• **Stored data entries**

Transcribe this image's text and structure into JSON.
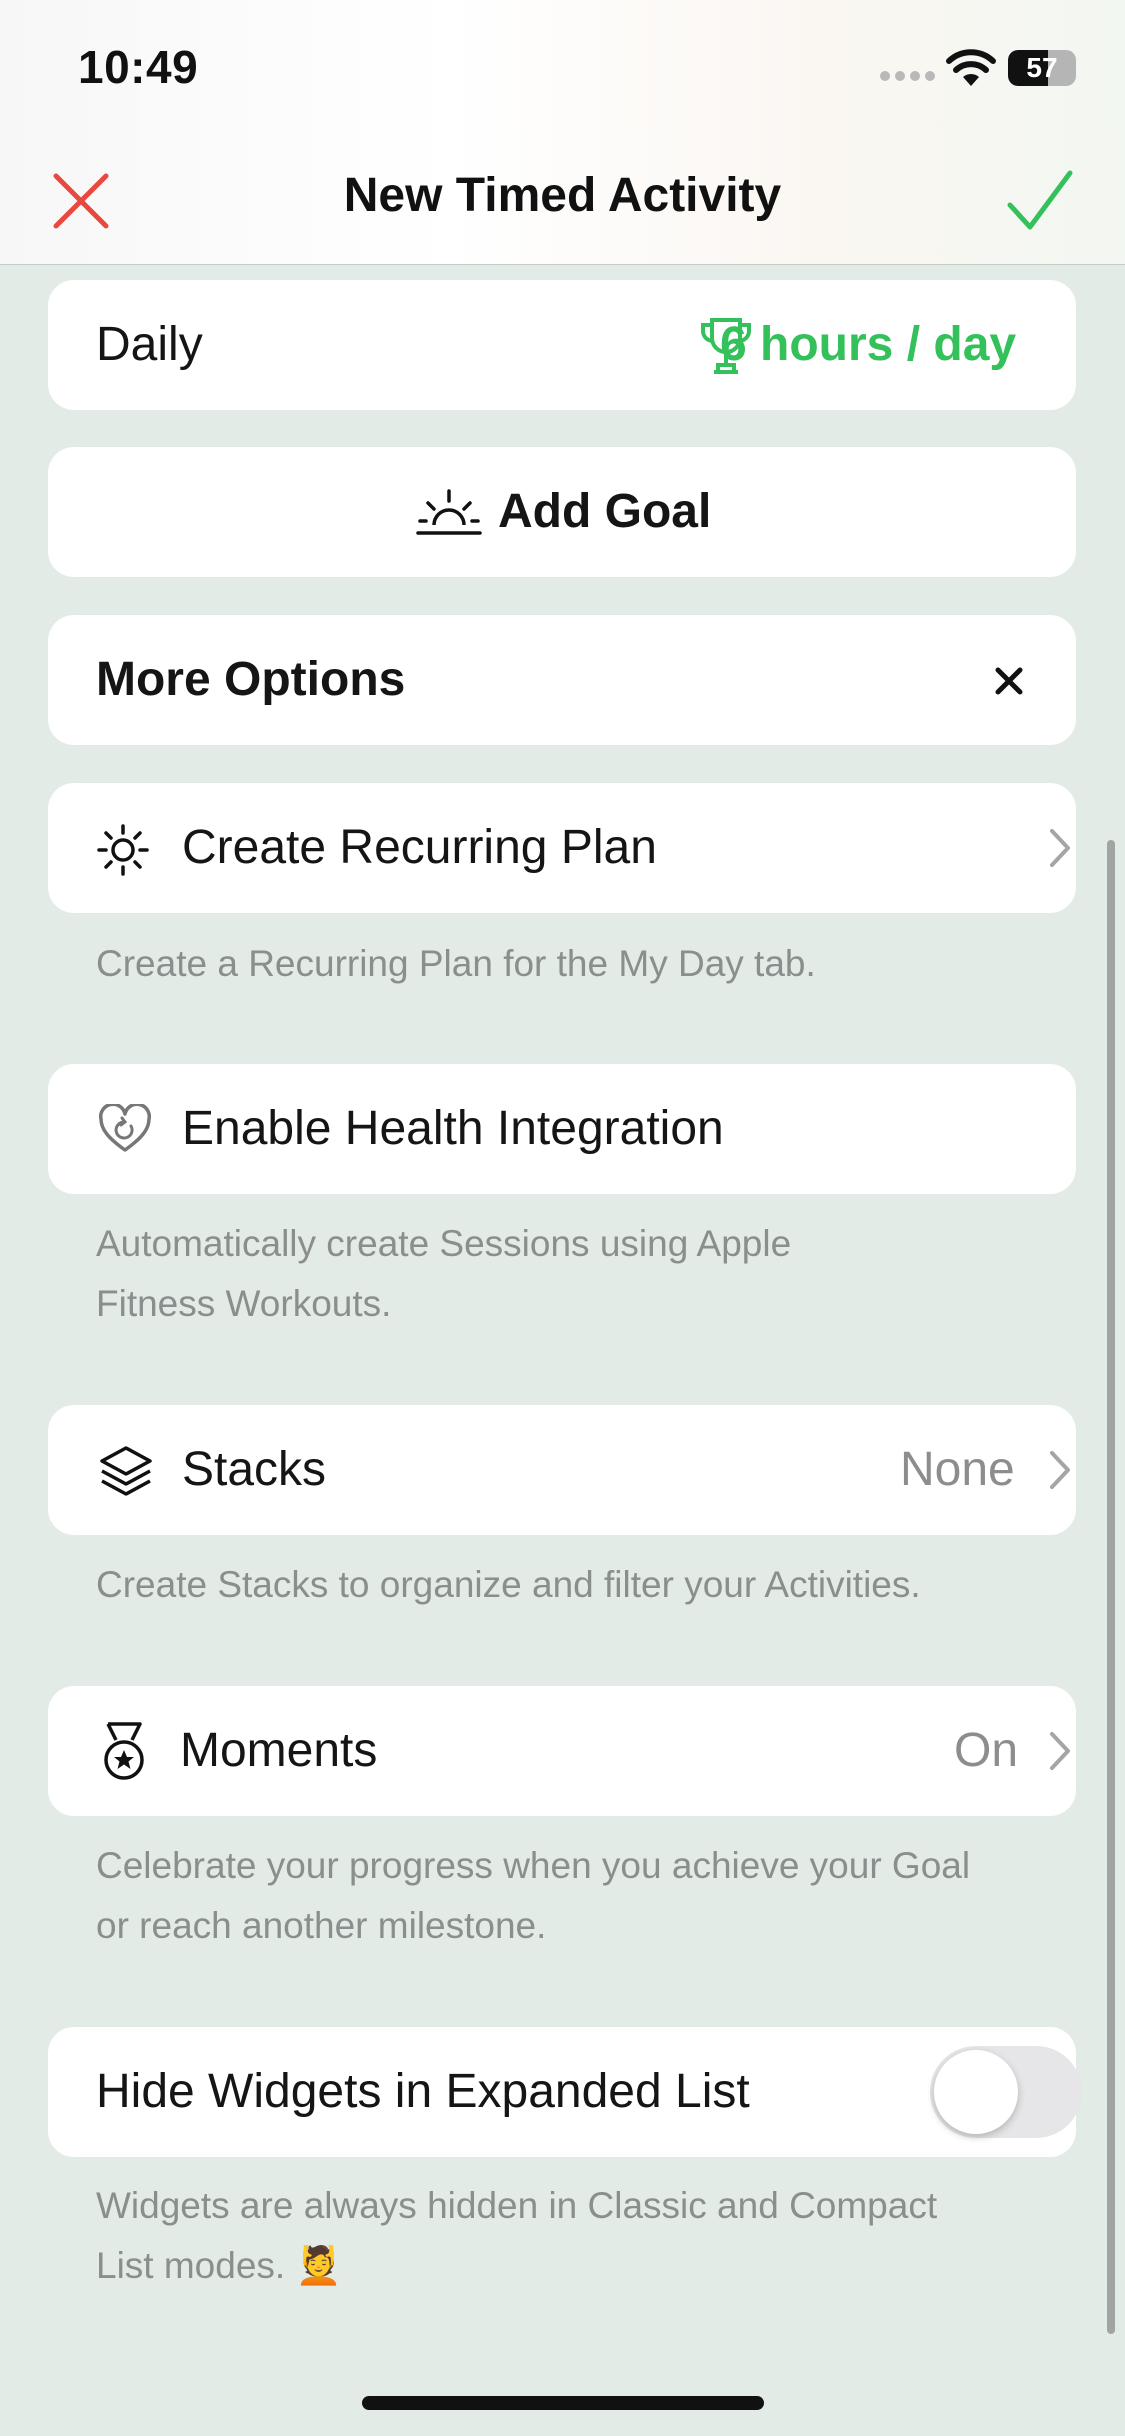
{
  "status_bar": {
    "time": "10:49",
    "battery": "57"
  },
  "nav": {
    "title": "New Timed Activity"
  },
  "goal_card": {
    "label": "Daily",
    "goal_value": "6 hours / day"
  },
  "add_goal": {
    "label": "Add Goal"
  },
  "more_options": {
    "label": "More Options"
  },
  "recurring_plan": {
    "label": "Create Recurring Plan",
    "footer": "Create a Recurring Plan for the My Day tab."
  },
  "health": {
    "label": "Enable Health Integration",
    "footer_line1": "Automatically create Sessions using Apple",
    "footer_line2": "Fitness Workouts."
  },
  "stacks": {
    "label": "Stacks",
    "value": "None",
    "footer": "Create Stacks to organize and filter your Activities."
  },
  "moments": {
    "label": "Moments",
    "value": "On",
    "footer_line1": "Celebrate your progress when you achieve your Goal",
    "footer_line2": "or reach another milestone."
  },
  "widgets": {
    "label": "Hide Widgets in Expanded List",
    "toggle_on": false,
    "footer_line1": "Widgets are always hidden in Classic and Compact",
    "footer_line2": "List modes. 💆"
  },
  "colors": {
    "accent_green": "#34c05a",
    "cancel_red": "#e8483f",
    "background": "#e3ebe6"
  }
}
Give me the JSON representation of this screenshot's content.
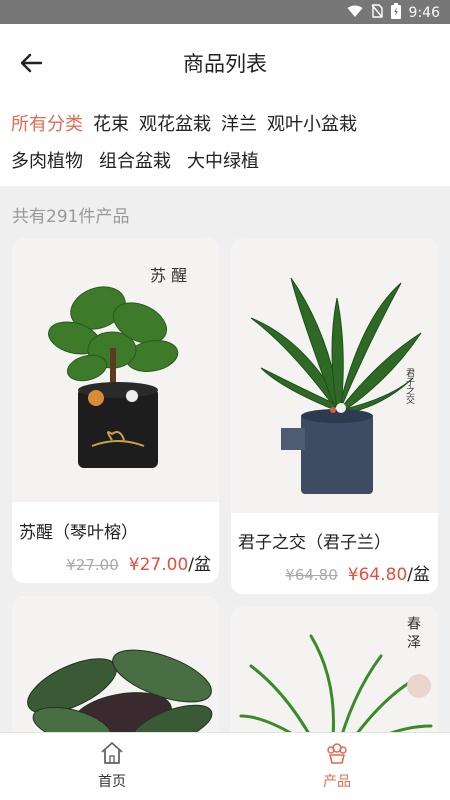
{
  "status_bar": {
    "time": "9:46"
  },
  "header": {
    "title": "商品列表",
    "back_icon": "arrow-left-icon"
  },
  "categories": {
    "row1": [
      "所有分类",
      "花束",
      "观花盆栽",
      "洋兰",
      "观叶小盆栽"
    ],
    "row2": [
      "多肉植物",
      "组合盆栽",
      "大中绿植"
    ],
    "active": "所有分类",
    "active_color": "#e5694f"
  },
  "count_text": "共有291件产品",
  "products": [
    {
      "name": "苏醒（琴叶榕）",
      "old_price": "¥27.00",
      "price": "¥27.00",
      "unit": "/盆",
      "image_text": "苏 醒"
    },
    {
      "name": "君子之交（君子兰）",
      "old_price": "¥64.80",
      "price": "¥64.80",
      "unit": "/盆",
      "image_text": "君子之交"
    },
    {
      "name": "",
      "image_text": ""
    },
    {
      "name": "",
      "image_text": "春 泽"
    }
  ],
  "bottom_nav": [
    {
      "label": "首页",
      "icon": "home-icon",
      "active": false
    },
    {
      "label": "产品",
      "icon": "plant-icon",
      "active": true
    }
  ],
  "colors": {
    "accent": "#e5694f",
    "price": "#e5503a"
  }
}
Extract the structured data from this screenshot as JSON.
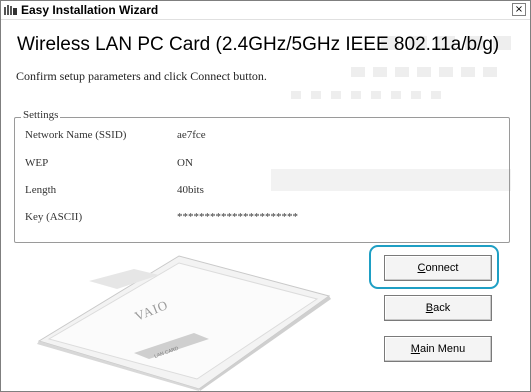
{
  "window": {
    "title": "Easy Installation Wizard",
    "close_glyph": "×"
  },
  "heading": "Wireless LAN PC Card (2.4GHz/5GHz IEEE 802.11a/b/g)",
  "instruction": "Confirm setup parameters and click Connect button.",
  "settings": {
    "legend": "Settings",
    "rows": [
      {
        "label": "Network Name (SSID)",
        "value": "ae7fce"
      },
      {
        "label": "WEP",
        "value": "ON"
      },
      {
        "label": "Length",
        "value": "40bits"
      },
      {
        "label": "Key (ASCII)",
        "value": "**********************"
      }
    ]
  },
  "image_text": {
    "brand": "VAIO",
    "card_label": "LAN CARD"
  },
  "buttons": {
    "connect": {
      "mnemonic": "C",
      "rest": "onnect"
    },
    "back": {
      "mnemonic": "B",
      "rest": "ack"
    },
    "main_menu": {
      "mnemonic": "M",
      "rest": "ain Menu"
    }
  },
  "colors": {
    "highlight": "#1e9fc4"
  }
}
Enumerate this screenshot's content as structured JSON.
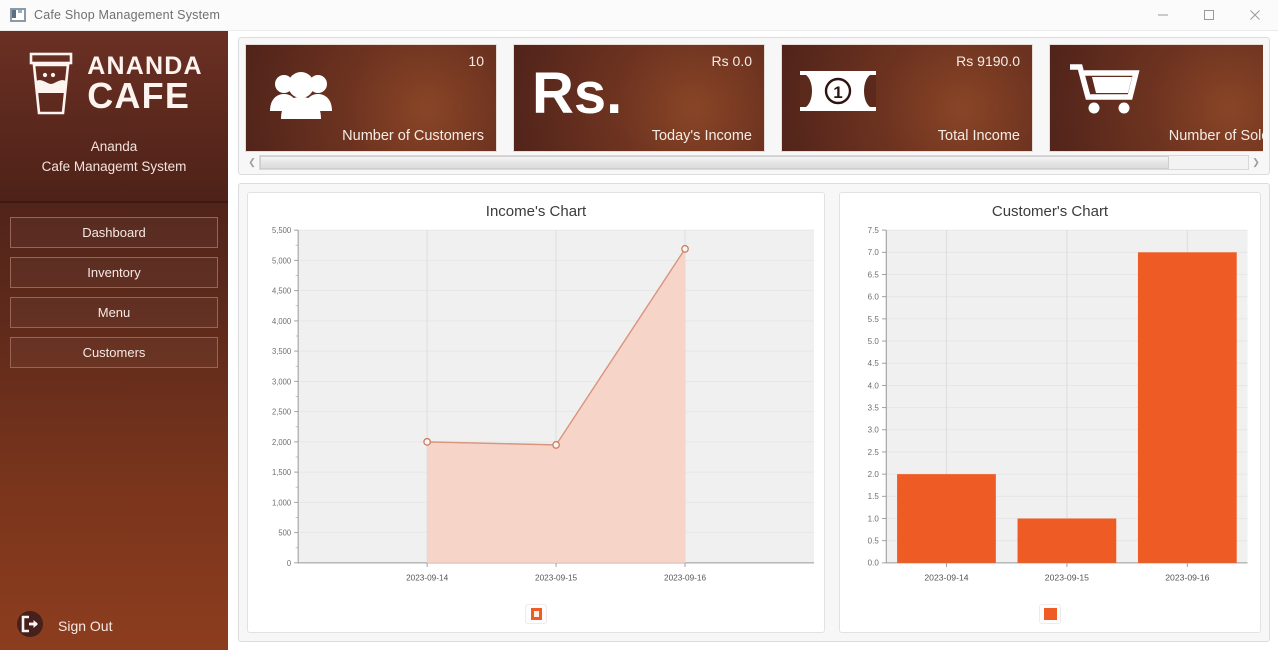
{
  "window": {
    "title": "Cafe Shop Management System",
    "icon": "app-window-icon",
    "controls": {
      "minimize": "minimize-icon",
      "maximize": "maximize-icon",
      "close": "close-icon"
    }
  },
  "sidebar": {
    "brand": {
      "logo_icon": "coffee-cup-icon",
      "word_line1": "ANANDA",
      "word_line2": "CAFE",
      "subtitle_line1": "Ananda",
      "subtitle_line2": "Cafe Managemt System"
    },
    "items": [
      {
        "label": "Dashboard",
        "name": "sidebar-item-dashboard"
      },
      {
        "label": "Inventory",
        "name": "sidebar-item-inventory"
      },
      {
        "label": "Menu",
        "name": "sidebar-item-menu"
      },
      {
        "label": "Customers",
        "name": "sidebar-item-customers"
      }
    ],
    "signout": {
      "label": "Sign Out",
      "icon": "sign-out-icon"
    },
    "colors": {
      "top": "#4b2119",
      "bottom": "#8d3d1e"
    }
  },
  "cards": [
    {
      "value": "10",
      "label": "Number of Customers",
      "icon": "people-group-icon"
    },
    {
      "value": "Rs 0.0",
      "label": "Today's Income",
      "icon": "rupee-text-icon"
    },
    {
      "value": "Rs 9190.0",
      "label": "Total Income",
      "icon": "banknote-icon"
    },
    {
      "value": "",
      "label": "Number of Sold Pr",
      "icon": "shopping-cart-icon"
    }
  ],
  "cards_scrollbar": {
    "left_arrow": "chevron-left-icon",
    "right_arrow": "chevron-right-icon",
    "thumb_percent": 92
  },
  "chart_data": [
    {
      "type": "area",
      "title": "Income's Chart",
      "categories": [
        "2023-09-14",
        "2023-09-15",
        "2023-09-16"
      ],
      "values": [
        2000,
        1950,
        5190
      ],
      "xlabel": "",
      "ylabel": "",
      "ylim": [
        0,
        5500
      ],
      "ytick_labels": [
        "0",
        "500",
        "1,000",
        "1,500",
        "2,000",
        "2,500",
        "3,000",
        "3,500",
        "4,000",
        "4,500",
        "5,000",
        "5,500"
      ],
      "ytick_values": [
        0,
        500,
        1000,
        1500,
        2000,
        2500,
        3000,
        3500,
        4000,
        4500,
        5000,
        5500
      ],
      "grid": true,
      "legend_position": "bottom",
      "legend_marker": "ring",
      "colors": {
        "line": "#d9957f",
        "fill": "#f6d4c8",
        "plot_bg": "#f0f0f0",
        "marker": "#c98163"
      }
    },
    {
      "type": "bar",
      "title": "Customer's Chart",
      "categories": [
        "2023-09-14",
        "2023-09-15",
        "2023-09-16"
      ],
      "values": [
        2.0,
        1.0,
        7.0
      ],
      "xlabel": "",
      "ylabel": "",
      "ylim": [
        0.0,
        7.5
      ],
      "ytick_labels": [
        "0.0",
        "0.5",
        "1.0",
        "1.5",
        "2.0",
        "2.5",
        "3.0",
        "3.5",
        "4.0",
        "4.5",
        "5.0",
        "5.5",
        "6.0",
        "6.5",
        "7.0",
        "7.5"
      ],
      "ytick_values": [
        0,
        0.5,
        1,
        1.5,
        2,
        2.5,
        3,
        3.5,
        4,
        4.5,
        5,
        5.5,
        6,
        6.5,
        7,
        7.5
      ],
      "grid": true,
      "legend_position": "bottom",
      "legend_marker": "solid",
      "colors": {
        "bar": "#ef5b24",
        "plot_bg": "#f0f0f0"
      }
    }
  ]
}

• **What the exercise asks**
Print the complete listing exactly, apart from any pictures.

• **The solution**
Transcribe this image's text and structure into JSON.
{
  "status_bar": {
    "time": "10:49",
    "battery": "57"
  },
  "nav": {
    "title": "New Timed Activity"
  },
  "goal_card": {
    "label": "Daily",
    "goal_value": "6 hours / day"
  },
  "add_goal": {
    "label": "Add Goal"
  },
  "more_options": {
    "label": "More Options"
  },
  "recurring_plan": {
    "label": "Create Recurring Plan",
    "footer": "Create a Recurring Plan for the My Day tab."
  },
  "health": {
    "label": "Enable Health Integration",
    "footer_line1": "Automatically create Sessions using Apple",
    "footer_line2": "Fitness Workouts."
  },
  "stacks": {
    "label": "Stacks",
    "value": "None",
    "footer": "Create Stacks to organize and filter your Activities."
  },
  "moments": {
    "label": "Moments",
    "value": "On",
    "footer_line1": "Celebrate your progress when you achieve your Goal",
    "footer_line2": "or reach another milestone."
  },
  "widgets": {
    "label": "Hide Widgets in Expanded List",
    "toggle_on": false,
    "footer_line1": "Widgets are always hidden in Classic and Compact",
    "footer_line2": "List modes. 💆"
  },
  "colors": {
    "accent_green": "#34c05a",
    "cancel_red": "#e8483f",
    "background": "#e3ebe6"
  }
}
Give me the JSON representation of this screenshot's content.
{
  "status_bar": {
    "time": "9:46"
  },
  "header": {
    "title": "商品列表",
    "back_icon": "arrow-left-icon"
  },
  "categories": {
    "row1": [
      "所有分类",
      "花束",
      "观花盆栽",
      "洋兰",
      "观叶小盆栽"
    ],
    "row2": [
      "多肉植物",
      "组合盆栽",
      "大中绿植"
    ],
    "active": "所有分类",
    "active_color": "#e5694f"
  },
  "count_text": "共有291件产品",
  "products": [
    {
      "name": "苏醒（琴叶榕）",
      "old_price": "¥27.00",
      "price": "¥27.00",
      "unit": "/盆",
      "image_text": "苏 醒"
    },
    {
      "name": "君子之交（君子兰）",
      "old_price": "¥64.80",
      "price": "¥64.80",
      "unit": "/盆",
      "image_text": "君子之交"
    },
    {
      "name": "",
      "image_text": ""
    },
    {
      "name": "",
      "image_text": "春 泽"
    }
  ],
  "bottom_nav": [
    {
      "label": "首页",
      "icon": "home-icon",
      "active": false
    },
    {
      "label": "产品",
      "icon": "plant-icon",
      "active": true
    }
  ],
  "colors": {
    "accent": "#e5694f",
    "price": "#e5503a"
  }
}
Extract the structured data from this screenshot as JSON.
{
  "window": {
    "title": "Easy Installation Wizard",
    "close_glyph": "×"
  },
  "heading": "Wireless LAN PC Card (2.4GHz/5GHz IEEE 802.11a/b/g)",
  "instruction": "Confirm setup parameters and click Connect button.",
  "settings": {
    "legend": "Settings",
    "rows": [
      {
        "label": "Network Name (SSID)",
        "value": "ae7fce"
      },
      {
        "label": "WEP",
        "value": "ON"
      },
      {
        "label": "Length",
        "value": "40bits"
      },
      {
        "label": "Key (ASCII)",
        "value": "**********************"
      }
    ]
  },
  "image_text": {
    "brand": "VAIO",
    "card_label": "LAN CARD"
  },
  "buttons": {
    "connect": {
      "mnemonic": "C",
      "rest": "onnect"
    },
    "back": {
      "mnemonic": "B",
      "rest": "ack"
    },
    "main_menu": {
      "mnemonic": "M",
      "rest": "ain Menu"
    }
  },
  "colors": {
    "highlight": "#1e9fc4"
  }
}
Enumerate this screenshot's content as structured JSON.
{
  "window": {
    "title": "Cafe Shop Management System",
    "icon": "app-window-icon",
    "controls": {
      "minimize": "minimize-icon",
      "maximize": "maximize-icon",
      "close": "close-icon"
    }
  },
  "sidebar": {
    "brand": {
      "logo_icon": "coffee-cup-icon",
      "word_line1": "ANANDA",
      "word_line2": "CAFE",
      "subtitle_line1": "Ananda",
      "subtitle_line2": "Cafe Managemt System"
    },
    "items": [
      {
        "label": "Dashboard",
        "name": "sidebar-item-dashboard"
      },
      {
        "label": "Inventory",
        "name": "sidebar-item-inventory"
      },
      {
        "label": "Menu",
        "name": "sidebar-item-menu"
      },
      {
        "label": "Customers",
        "name": "sidebar-item-customers"
      }
    ],
    "signout": {
      "label": "Sign Out",
      "icon": "sign-out-icon"
    },
    "colors": {
      "top": "#4b2119",
      "bottom": "#8d3d1e"
    }
  },
  "cards": [
    {
      "value": "10",
      "label": "Number of Customers",
      "icon": "people-group-icon"
    },
    {
      "value": "Rs 0.0",
      "label": "Today's Income",
      "icon": "rupee-text-icon"
    },
    {
      "value": "Rs 9190.0",
      "label": "Total Income",
      "icon": "banknote-icon"
    },
    {
      "value": "",
      "label": "Number of Sold Pr",
      "icon": "shopping-cart-icon"
    }
  ],
  "cards_scrollbar": {
    "left_arrow": "chevron-left-icon",
    "right_arrow": "chevron-right-icon",
    "thumb_percent": 92
  },
  "chart_data": [
    {
      "type": "area",
      "title": "Income's Chart",
      "categories": [
        "2023-09-14",
        "2023-09-15",
        "2023-09-16"
      ],
      "values": [
        2000,
        1950,
        5190
      ],
      "xlabel": "",
      "ylabel": "",
      "ylim": [
        0,
        5500
      ],
      "ytick_labels": [
        "0",
        "500",
        "1,000",
        "1,500",
        "2,000",
        "2,500",
        "3,000",
        "3,500",
        "4,000",
        "4,500",
        "5,000",
        "5,500"
      ],
      "ytick_values": [
        0,
        500,
        1000,
        1500,
        2000,
        2500,
        3000,
        3500,
        4000,
        4500,
        5000,
        5500
      ],
      "grid": true,
      "legend_position": "bottom",
      "legend_marker": "ring",
      "colors": {
        "line": "#d9957f",
        "fill": "#f6d4c8",
        "plot_bg": "#f0f0f0",
        "marker": "#c98163"
      }
    },
    {
      "type": "bar",
      "title": "Customer's Chart",
      "categories": [
        "2023-09-14",
        "2023-09-15",
        "2023-09-16"
      ],
      "values": [
        2.0,
        1.0,
        7.0
      ],
      "xlabel": "",
      "ylabel": "",
      "ylim": [
        0.0,
        7.5
      ],
      "ytick_labels": [
        "0.0",
        "0.5",
        "1.0",
        "1.5",
        "2.0",
        "2.5",
        "3.0",
        "3.5",
        "4.0",
        "4.5",
        "5.0",
        "5.5",
        "6.0",
        "6.5",
        "7.0",
        "7.5"
      ],
      "ytick_values": [
        0,
        0.5,
        1,
        1.5,
        2,
        2.5,
        3,
        3.5,
        4,
        4.5,
        5,
        5.5,
        6,
        6.5,
        7,
        7.5
      ],
      "grid": true,
      "legend_position": "bottom",
      "legend_marker": "solid",
      "colors": {
        "bar": "#ef5b24",
        "plot_bg": "#f0f0f0"
      }
    }
  ]
}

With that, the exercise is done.